* _WHAT THIS TASK INVOLVES_:
The records that follow are to be transcribed in full, without their images.

* _PROVIDED INFORMATION_:
== == ==
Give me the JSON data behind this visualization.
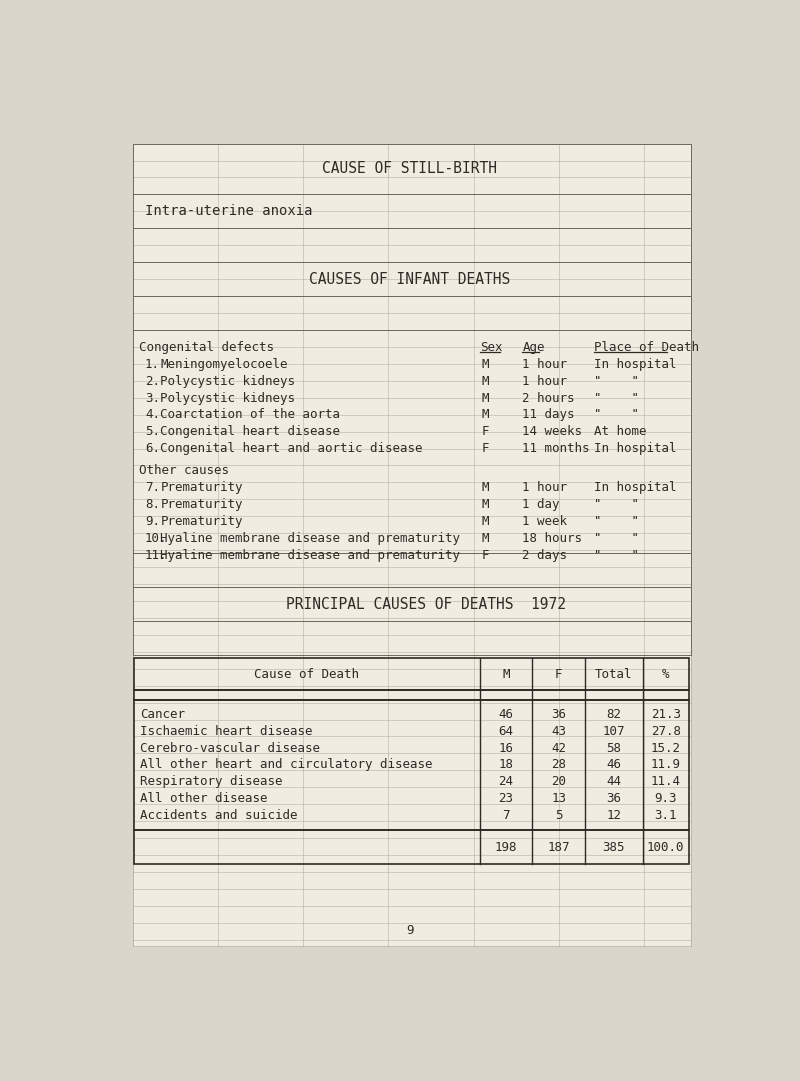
{
  "title_stillbirth": "CAUSE OF STILL-BIRTH",
  "stillbirth_cause": "Intra-uterine anoxia",
  "title_infant": "CAUSES OF INFANT DEATHS",
  "congenital_header": "Congenital defects",
  "congenital_items": [
    {
      "num": "1.",
      "desc": "Meningomyelocoele",
      "sex": "M",
      "age": "1 hour",
      "place": "In hospital"
    },
    {
      "num": "2.",
      "desc": "Polycystic kidneys",
      "sex": "M",
      "age": "1 hour",
      "place": "\"    \""
    },
    {
      "num": "3.",
      "desc": "Polycystic kidneys",
      "sex": "M",
      "age": "2 hours",
      "place": "\"    \""
    },
    {
      "num": "4.",
      "desc": "Coarctation of the aorta",
      "sex": "M",
      "age": "11 days",
      "place": "\"    \""
    },
    {
      "num": "5.",
      "desc": "Congenital heart disease",
      "sex": "F",
      "age": "14 weeks",
      "place": "At home"
    },
    {
      "num": "6.",
      "desc": "Congenital heart and aortic disease",
      "sex": "F",
      "age": "11 months",
      "place": "In hospital"
    }
  ],
  "other_header": "Other causes",
  "other_items": [
    {
      "num": "7.",
      "desc": "Prematurity",
      "sex": "M",
      "age": "1 hour",
      "place": "In hospital"
    },
    {
      "num": "8.",
      "desc": "Prematurity",
      "sex": "M",
      "age": "1 day",
      "place": "\"    \""
    },
    {
      "num": "9.",
      "desc": "Prematurity",
      "sex": "M",
      "age": "1 week",
      "place": "\"    \""
    },
    {
      "num": "10.",
      "desc": "Hyaline membrane disease and prematurity",
      "sex": "M",
      "age": "18 hours",
      "place": "\"    \""
    },
    {
      "num": "11.",
      "desc": "Hyaline membrane disease and prematurity",
      "sex": "F",
      "age": "2 days",
      "place": "\"    \""
    }
  ],
  "title_principal": "PRINCIPAL CAUSES OF DEATHS",
  "year": "1972",
  "table_rows": [
    [
      "Cancer",
      "46",
      "36",
      "82",
      "21.3"
    ],
    [
      "Ischaemic heart disease",
      "64",
      "43",
      "107",
      "27.8"
    ],
    [
      "Cerebro-vascular disease",
      "16",
      "42",
      "58",
      "15.2"
    ],
    [
      "All other heart and circulatory disease",
      "18",
      "28",
      "46",
      "11.9"
    ],
    [
      "Respiratory disease",
      "24",
      "20",
      "44",
      "11.4"
    ],
    [
      "All other disease",
      "23",
      "13",
      "36",
      "9.3"
    ],
    [
      "Accidents and suicide",
      "7",
      "5",
      "12",
      "3.1"
    ]
  ],
  "table_totals": [
    "198",
    "187",
    "385",
    "100.0"
  ],
  "page_number": "9",
  "bg_color": "#dbd6cc",
  "paper_color": "#f0ece2",
  "text_color": "#2e2a24",
  "grid_color": "#b8b0a0",
  "line_color": "#706858",
  "font_size": 9.0,
  "mono_font": "DejaVu Sans Mono"
}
== == ==
* _THE ANSWER_:
Give me the JSON data behind this visualization.
{
  "title_stillbirth": "CAUSE OF STILL-BIRTH",
  "stillbirth_cause": "Intra-uterine anoxia",
  "title_infant": "CAUSES OF INFANT DEATHS",
  "congenital_header": "Congenital defects",
  "congenital_items": [
    {
      "num": "1.",
      "desc": "Meningomyelocoele",
      "sex": "M",
      "age": "1 hour",
      "place": "In hospital"
    },
    {
      "num": "2.",
      "desc": "Polycystic kidneys",
      "sex": "M",
      "age": "1 hour",
      "place": "\"    \""
    },
    {
      "num": "3.",
      "desc": "Polycystic kidneys",
      "sex": "M",
      "age": "2 hours",
      "place": "\"    \""
    },
    {
      "num": "4.",
      "desc": "Coarctation of the aorta",
      "sex": "M",
      "age": "11 days",
      "place": "\"    \""
    },
    {
      "num": "5.",
      "desc": "Congenital heart disease",
      "sex": "F",
      "age": "14 weeks",
      "place": "At home"
    },
    {
      "num": "6.",
      "desc": "Congenital heart and aortic disease",
      "sex": "F",
      "age": "11 months",
      "place": "In hospital"
    }
  ],
  "other_header": "Other causes",
  "other_items": [
    {
      "num": "7.",
      "desc": "Prematurity",
      "sex": "M",
      "age": "1 hour",
      "place": "In hospital"
    },
    {
      "num": "8.",
      "desc": "Prematurity",
      "sex": "M",
      "age": "1 day",
      "place": "\"    \""
    },
    {
      "num": "9.",
      "desc": "Prematurity",
      "sex": "M",
      "age": "1 week",
      "place": "\"    \""
    },
    {
      "num": "10.",
      "desc": "Hyaline membrane disease and prematurity",
      "sex": "M",
      "age": "18 hours",
      "place": "\"    \""
    },
    {
      "num": "11.",
      "desc": "Hyaline membrane disease and prematurity",
      "sex": "F",
      "age": "2 days",
      "place": "\"    \""
    }
  ],
  "title_principal": "PRINCIPAL CAUSES OF DEATHS",
  "year": "1972",
  "table_rows": [
    [
      "Cancer",
      "46",
      "36",
      "82",
      "21.3"
    ],
    [
      "Ischaemic heart disease",
      "64",
      "43",
      "107",
      "27.8"
    ],
    [
      "Cerebro-vascular disease",
      "16",
      "42",
      "58",
      "15.2"
    ],
    [
      "All other heart and circulatory disease",
      "18",
      "28",
      "46",
      "11.9"
    ],
    [
      "Respiratory disease",
      "24",
      "20",
      "44",
      "11.4"
    ],
    [
      "All other disease",
      "23",
      "13",
      "36",
      "9.3"
    ],
    [
      "Accidents and suicide",
      "7",
      "5",
      "12",
      "3.1"
    ]
  ],
  "table_totals": [
    "198",
    "187",
    "385",
    "100.0"
  ],
  "page_number": "9",
  "bg_color": "#dbd6cc",
  "paper_color": "#f0ece2",
  "text_color": "#2e2a24",
  "grid_color": "#b8b0a0",
  "line_color": "#706858",
  "font_size": 9.0,
  "mono_font": "DejaVu Sans Mono"
}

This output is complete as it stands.